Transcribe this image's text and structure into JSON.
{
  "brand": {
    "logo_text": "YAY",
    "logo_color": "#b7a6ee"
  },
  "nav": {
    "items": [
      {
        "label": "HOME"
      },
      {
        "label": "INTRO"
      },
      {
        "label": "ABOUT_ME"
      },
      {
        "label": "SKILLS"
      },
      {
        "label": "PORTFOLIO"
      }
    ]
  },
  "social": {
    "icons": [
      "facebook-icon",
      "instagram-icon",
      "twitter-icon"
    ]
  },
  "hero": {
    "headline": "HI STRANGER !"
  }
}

------------------------------------------------

Copy every record exactly, with nothing added or dropped.

Transcribe this image's text and structure into JSON.
{
  "brand": {
    "logo_text": "YAY",
    "logo_color": "#b7a6ee"
  },
  "nav": {
    "items": [
      {
        "label": "HOME"
      },
      {
        "label": "INTRO"
      },
      {
        "label": "ABOUT_ME"
      },
      {
        "label": "SKILLS"
      },
      {
        "label": "PORTFOLIO"
      }
    ]
  },
  "social": {
    "icons": [
      "facebook-icon",
      "instagram-icon",
      "twitter-icon"
    ]
  },
  "hero": {
    "headline": "HI STRANGER !"
  }
}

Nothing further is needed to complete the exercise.